▸ **Required work**
Return the lines of the data below exactly as they appear, starting at the line containing "location-label: LE PLESSIS-AUX-BOIS" and ending at the line containing "y-tick-label: 65 bbox=[43, 246, 57, 259]", both included.

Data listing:
────────────────
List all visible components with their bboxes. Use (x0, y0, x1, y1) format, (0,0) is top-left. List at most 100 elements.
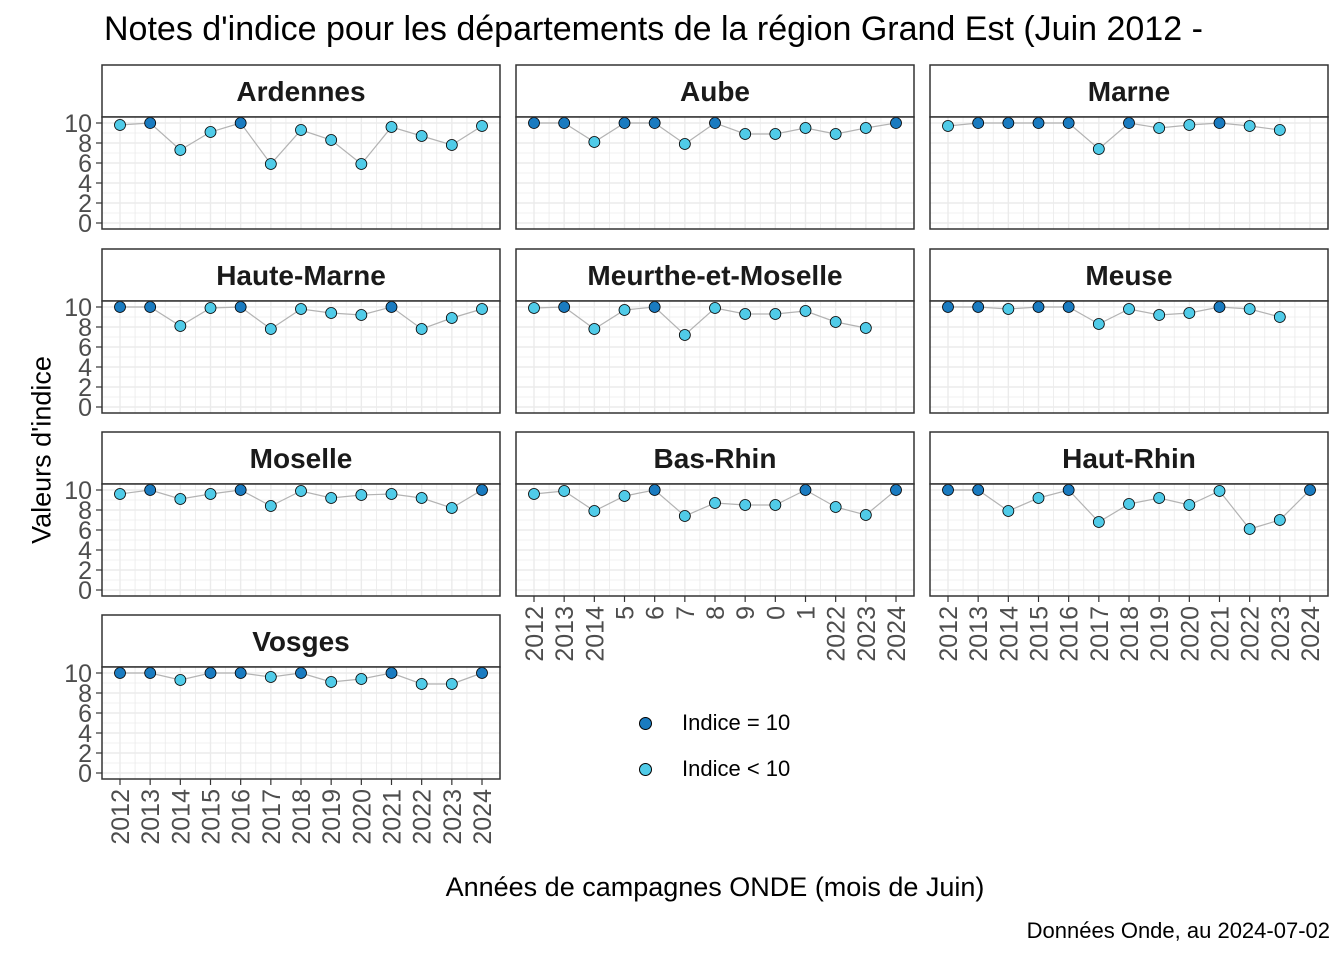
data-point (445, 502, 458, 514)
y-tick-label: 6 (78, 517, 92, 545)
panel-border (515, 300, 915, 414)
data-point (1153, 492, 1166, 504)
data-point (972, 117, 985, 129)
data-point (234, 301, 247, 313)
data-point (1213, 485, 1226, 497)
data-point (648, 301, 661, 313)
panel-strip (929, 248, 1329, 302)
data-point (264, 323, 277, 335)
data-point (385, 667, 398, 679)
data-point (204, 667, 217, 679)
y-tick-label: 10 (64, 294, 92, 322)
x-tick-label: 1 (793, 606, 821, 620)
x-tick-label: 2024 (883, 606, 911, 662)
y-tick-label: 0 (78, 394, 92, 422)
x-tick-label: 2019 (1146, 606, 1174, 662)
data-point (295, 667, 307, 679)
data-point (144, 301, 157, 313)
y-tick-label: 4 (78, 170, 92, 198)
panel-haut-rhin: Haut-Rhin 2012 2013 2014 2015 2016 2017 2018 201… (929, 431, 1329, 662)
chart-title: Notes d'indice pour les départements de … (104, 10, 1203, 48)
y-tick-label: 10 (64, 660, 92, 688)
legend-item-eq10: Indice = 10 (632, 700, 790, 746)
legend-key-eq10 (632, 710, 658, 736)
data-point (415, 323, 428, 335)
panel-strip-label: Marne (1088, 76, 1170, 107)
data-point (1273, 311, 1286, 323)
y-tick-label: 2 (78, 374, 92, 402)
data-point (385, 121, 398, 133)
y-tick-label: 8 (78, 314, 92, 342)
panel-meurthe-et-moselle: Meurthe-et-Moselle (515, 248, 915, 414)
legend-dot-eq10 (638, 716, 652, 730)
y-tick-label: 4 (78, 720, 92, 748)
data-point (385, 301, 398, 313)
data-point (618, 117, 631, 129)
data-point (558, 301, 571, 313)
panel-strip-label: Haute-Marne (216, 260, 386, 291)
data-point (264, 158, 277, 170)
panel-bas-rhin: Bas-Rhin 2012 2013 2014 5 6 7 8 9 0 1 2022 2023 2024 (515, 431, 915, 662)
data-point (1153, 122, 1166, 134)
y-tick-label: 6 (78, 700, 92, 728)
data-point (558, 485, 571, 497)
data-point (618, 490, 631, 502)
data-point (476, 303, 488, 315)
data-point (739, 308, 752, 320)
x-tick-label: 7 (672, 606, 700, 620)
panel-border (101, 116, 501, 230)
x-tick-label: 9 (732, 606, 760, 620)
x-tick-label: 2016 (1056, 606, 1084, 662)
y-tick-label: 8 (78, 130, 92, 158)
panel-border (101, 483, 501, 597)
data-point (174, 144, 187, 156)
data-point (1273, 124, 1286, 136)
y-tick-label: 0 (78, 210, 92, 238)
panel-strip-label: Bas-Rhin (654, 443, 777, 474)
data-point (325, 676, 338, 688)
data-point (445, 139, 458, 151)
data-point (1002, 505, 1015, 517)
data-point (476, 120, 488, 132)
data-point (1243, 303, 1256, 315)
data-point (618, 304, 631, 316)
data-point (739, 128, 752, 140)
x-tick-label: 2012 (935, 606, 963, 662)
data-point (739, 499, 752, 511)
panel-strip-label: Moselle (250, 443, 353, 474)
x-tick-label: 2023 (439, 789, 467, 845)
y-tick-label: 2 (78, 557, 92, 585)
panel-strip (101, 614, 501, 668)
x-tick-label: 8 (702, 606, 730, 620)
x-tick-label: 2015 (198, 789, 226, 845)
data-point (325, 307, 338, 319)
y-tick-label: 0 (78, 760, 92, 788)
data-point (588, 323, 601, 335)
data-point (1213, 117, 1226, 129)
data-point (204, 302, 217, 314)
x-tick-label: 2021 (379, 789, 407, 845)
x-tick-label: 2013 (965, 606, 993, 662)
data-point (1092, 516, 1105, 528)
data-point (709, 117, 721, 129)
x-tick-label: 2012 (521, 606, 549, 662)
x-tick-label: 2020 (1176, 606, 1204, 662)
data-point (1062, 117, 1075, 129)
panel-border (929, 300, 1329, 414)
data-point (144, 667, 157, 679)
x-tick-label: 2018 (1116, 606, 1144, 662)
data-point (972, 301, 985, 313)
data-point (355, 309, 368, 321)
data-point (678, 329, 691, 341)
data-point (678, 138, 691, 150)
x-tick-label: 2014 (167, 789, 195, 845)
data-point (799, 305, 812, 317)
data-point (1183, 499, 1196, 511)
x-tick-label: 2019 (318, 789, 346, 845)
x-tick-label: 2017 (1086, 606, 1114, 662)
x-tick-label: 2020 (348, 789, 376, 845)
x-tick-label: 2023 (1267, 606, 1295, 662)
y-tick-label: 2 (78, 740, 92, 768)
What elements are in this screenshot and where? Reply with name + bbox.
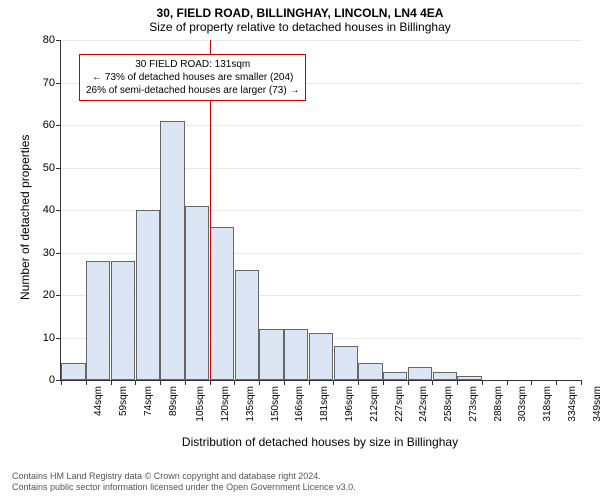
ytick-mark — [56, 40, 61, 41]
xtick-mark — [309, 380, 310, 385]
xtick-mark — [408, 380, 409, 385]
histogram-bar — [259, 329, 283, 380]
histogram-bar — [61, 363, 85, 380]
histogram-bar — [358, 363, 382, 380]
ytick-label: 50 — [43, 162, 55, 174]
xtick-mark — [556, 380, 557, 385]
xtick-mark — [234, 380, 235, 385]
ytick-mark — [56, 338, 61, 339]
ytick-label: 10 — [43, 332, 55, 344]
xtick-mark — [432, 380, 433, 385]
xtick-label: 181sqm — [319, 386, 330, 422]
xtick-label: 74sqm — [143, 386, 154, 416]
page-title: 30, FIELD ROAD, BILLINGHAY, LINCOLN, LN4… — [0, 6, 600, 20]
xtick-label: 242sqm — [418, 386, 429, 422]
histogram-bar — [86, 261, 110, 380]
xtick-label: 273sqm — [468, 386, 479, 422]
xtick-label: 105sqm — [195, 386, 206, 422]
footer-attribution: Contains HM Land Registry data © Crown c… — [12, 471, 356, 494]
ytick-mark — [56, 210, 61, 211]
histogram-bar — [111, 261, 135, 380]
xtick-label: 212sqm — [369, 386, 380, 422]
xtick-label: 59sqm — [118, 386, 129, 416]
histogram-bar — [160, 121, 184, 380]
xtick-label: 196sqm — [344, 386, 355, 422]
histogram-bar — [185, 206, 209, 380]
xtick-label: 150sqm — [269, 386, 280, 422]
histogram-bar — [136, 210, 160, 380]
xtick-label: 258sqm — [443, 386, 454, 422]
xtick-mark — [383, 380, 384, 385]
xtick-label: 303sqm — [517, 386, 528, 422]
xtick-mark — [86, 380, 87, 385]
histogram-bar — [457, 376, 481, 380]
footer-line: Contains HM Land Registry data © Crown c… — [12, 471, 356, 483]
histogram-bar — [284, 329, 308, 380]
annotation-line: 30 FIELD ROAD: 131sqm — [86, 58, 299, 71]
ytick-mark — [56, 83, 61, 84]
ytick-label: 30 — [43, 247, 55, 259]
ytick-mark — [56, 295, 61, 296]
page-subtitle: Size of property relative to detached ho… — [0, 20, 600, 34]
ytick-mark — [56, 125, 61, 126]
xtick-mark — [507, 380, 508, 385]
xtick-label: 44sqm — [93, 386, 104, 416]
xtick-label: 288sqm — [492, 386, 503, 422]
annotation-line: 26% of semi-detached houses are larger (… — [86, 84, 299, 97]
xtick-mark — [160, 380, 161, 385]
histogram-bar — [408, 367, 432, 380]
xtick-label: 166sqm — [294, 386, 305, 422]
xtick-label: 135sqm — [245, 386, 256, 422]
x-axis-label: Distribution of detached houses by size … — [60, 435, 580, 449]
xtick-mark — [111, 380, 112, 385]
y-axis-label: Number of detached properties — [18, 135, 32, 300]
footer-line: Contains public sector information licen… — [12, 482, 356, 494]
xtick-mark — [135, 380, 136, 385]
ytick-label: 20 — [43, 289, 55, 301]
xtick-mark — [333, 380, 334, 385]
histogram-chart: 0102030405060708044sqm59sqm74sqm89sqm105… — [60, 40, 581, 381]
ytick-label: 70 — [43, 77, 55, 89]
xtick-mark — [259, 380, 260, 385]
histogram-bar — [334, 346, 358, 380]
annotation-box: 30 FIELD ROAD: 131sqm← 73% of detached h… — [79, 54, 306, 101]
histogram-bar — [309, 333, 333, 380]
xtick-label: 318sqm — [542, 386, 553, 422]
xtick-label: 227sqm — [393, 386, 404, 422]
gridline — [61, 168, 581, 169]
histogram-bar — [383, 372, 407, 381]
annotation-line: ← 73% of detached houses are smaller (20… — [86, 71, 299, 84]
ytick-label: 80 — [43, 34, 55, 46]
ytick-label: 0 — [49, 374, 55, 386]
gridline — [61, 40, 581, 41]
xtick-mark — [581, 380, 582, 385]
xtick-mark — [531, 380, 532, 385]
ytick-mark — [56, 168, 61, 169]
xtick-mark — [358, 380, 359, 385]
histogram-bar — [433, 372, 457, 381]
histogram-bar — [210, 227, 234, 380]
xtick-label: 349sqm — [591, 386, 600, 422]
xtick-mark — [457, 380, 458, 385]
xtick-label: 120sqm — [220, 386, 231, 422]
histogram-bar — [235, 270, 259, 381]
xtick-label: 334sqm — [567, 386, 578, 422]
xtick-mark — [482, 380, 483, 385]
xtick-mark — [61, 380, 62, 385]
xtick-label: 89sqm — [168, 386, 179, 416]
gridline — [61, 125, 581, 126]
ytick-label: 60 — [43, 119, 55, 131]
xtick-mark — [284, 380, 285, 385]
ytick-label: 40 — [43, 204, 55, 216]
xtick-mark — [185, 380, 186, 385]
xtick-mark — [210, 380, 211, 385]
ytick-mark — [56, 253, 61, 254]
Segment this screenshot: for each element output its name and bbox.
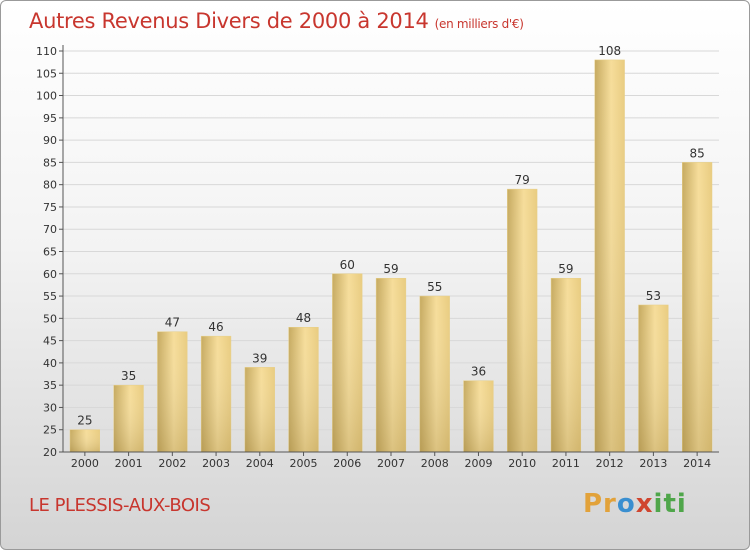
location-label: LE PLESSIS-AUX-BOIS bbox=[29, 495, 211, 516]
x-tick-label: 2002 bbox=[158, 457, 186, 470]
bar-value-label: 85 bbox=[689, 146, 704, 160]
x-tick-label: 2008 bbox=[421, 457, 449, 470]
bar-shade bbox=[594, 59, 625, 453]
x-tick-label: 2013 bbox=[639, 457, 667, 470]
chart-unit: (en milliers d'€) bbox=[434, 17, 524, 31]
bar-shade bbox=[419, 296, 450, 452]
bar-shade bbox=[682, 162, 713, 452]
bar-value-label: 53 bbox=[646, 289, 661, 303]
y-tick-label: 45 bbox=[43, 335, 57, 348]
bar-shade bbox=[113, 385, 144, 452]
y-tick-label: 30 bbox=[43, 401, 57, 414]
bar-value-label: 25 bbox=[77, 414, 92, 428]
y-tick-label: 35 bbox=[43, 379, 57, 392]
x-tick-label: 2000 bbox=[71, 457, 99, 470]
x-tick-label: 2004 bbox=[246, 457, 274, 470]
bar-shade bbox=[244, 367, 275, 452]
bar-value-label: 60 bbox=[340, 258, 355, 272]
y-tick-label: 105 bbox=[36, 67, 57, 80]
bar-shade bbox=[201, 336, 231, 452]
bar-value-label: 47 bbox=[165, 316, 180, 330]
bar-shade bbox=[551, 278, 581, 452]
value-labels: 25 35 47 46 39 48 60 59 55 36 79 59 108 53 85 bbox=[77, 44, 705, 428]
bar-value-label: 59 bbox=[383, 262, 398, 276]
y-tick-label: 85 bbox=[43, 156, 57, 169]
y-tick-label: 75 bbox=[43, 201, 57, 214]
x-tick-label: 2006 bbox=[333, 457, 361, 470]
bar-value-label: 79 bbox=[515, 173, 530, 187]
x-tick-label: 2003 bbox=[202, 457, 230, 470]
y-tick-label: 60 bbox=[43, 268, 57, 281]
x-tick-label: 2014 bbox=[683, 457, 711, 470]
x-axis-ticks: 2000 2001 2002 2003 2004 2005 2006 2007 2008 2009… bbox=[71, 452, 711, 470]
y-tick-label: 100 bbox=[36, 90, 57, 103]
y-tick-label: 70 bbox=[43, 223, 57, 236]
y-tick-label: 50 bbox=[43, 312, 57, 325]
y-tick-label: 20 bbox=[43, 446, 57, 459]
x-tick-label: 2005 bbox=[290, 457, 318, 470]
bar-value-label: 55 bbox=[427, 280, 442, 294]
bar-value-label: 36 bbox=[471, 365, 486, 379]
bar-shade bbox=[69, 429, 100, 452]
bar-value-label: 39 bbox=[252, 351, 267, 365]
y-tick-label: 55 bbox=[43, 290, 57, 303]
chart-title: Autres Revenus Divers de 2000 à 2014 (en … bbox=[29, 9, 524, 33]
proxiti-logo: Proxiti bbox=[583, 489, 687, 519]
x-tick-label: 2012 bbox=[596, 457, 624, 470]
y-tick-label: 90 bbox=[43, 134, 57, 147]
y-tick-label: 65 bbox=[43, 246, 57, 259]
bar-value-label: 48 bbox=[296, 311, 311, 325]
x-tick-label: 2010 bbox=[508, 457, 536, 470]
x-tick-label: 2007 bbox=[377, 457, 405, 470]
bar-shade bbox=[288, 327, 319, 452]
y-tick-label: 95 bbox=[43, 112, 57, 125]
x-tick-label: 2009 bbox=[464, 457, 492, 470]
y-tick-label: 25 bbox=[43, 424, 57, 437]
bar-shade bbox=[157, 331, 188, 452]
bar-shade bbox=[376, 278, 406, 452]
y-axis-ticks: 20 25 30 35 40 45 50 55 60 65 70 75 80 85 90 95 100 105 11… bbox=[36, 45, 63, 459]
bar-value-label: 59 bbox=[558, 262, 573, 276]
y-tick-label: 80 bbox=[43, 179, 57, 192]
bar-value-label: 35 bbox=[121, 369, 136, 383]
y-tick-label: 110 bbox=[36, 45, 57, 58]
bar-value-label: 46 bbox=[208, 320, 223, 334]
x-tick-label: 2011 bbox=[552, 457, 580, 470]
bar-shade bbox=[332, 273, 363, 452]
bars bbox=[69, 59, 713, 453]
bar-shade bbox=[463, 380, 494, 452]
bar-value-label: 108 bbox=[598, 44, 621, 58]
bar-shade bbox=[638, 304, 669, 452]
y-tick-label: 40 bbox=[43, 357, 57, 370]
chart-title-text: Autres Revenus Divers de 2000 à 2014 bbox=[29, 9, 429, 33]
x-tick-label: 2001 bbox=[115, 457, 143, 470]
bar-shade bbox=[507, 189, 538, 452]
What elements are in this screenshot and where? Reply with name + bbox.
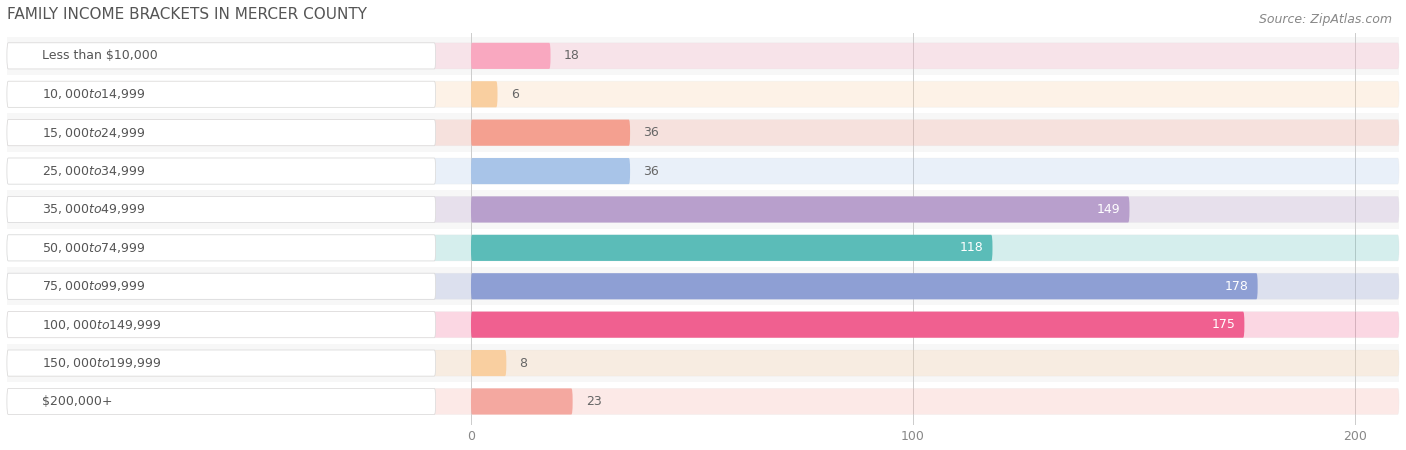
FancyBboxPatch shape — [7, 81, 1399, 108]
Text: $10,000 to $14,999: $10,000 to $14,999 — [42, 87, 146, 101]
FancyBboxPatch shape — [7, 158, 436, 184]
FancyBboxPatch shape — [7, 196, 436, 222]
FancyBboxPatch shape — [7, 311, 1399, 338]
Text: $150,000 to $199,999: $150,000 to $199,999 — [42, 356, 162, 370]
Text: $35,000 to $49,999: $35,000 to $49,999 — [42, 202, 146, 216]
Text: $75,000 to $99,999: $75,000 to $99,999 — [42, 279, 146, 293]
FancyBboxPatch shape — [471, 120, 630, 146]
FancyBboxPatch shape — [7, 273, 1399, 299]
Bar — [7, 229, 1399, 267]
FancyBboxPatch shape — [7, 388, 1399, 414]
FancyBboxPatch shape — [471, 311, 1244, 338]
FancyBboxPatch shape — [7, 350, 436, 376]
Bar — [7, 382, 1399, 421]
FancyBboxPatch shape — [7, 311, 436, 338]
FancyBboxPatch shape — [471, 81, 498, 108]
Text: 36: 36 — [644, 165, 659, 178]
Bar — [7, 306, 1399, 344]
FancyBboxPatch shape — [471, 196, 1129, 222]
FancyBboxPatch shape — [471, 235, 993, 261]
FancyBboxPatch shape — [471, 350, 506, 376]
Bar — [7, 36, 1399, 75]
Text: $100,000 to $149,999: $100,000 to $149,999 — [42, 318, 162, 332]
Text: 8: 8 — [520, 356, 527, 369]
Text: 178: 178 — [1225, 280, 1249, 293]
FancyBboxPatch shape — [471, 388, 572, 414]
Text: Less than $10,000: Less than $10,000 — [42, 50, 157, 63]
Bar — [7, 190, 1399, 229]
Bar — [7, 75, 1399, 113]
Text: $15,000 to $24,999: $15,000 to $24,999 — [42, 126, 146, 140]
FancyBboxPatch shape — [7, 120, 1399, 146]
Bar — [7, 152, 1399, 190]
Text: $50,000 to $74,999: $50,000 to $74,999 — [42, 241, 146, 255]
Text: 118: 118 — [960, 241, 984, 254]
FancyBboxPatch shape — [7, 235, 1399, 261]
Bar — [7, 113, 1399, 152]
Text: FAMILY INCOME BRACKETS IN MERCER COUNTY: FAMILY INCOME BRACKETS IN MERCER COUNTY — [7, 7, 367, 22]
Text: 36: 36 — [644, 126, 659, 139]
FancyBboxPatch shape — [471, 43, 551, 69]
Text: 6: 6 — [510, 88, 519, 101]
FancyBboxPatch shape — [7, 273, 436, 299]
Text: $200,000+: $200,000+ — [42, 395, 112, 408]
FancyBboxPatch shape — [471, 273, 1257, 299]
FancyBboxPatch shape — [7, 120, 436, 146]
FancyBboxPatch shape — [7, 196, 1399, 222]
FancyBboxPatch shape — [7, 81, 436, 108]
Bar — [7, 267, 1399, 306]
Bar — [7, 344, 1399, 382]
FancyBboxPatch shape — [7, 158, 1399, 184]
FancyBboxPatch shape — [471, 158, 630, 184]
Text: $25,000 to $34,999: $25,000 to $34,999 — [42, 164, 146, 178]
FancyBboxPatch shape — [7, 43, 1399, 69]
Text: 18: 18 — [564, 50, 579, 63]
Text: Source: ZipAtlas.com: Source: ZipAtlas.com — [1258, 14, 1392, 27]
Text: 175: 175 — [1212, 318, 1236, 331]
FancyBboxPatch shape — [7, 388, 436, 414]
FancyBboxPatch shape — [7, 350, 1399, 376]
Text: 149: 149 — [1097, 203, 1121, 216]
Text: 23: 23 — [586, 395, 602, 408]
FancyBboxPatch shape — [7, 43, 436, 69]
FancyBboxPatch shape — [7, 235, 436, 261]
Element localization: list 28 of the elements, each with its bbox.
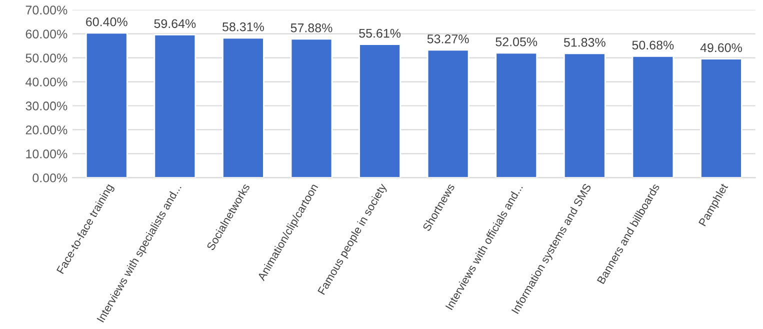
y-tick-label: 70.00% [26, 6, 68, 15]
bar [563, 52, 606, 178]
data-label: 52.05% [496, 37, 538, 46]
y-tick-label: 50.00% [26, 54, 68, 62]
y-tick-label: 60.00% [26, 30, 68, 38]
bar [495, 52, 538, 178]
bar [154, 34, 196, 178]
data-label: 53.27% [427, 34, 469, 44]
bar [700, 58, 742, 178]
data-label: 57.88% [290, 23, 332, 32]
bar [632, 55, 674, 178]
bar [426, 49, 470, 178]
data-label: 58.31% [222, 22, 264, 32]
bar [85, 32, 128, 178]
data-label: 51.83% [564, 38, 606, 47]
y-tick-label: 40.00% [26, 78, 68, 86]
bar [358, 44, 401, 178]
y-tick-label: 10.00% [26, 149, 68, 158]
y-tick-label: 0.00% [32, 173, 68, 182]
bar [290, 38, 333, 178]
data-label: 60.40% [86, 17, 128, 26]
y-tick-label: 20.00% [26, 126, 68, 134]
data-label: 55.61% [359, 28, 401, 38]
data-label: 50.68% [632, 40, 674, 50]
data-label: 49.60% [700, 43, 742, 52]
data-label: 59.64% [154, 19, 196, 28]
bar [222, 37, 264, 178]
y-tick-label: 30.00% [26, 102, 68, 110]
────────────────
▸ **Solution to the exercise**
location-label: LE PLESSIS-AUX-BOIS bbox=[29, 495, 211, 516]
x-tick-label: 2002 bbox=[158, 457, 186, 470]
bar-value-label: 85 bbox=[689, 146, 704, 160]
x-tick-label: 2008 bbox=[421, 457, 449, 470]
bar-shade bbox=[594, 59, 625, 453]
x-tick-label: 2013 bbox=[639, 457, 667, 470]
chart-unit: (en milliers d'€) bbox=[434, 17, 524, 31]
bar-shade bbox=[419, 296, 450, 452]
bar-shade bbox=[682, 162, 713, 452]
bar-value-label: 53 bbox=[646, 289, 661, 303]
y-tick-label: 45 bbox=[43, 335, 57, 348]
bar-shade bbox=[113, 385, 144, 452]
y-tick-label: 30 bbox=[43, 401, 57, 414]
bar-value-label: 25 bbox=[77, 414, 92, 428]
y-tick-label: 35 bbox=[43, 379, 57, 392]
x-tick-label: 2000 bbox=[71, 457, 99, 470]
x-tick-label: 2004 bbox=[246, 457, 274, 470]
bar-shade bbox=[244, 367, 275, 452]
bar-value-label: 60 bbox=[340, 258, 355, 272]
y-tick-label: 105 bbox=[36, 67, 57, 80]
bar-shade bbox=[201, 336, 231, 452]
bar-value-label: 47 bbox=[165, 316, 180, 330]
bar-shade bbox=[551, 278, 581, 452]
value-labels: 25 35 47 46 39 48 60 59 55 36 79 59 108 53 85 bbox=[77, 44, 705, 428]
bar-value-label: 59 bbox=[383, 262, 398, 276]
y-tick-label: 85 bbox=[43, 156, 57, 169]
y-tick-label: 75 bbox=[43, 201, 57, 214]
x-tick-label: 2006 bbox=[333, 457, 361, 470]
bar-value-label: 79 bbox=[515, 173, 530, 187]
x-tick-label: 2003 bbox=[202, 457, 230, 470]
y-tick-label: 60 bbox=[43, 268, 57, 281]
x-tick-label: 2014 bbox=[683, 457, 711, 470]
x-axis-ticks: 2000 2001 2002 2003 2004 2005 2006 2007 2008 2009… bbox=[71, 452, 711, 470]
y-tick-label: 100 bbox=[36, 90, 57, 103]
y-tick-label: 70 bbox=[43, 223, 57, 236]
y-tick-label: 50 bbox=[43, 312, 57, 325]
y-tick-label: 20 bbox=[43, 446, 57, 459]
x-tick-label: 2005 bbox=[290, 457, 318, 470]
bar-value-label: 55 bbox=[427, 280, 442, 294]
bar-value-label: 36 bbox=[471, 365, 486, 379]
bar-shade bbox=[69, 429, 100, 452]
bar-value-label: 39 bbox=[252, 351, 267, 365]
y-tick-label: 55 bbox=[43, 290, 57, 303]
chart-title: Autres Revenus Divers de 2000 à 2014 (en … bbox=[29, 9, 524, 33]
proxiti-logo: Proxiti bbox=[583, 489, 687, 519]
x-tick-label: 2012 bbox=[596, 457, 624, 470]
y-tick-label: 90 bbox=[43, 134, 57, 147]
y-tick-label: 65 bbox=[43, 246, 57, 259]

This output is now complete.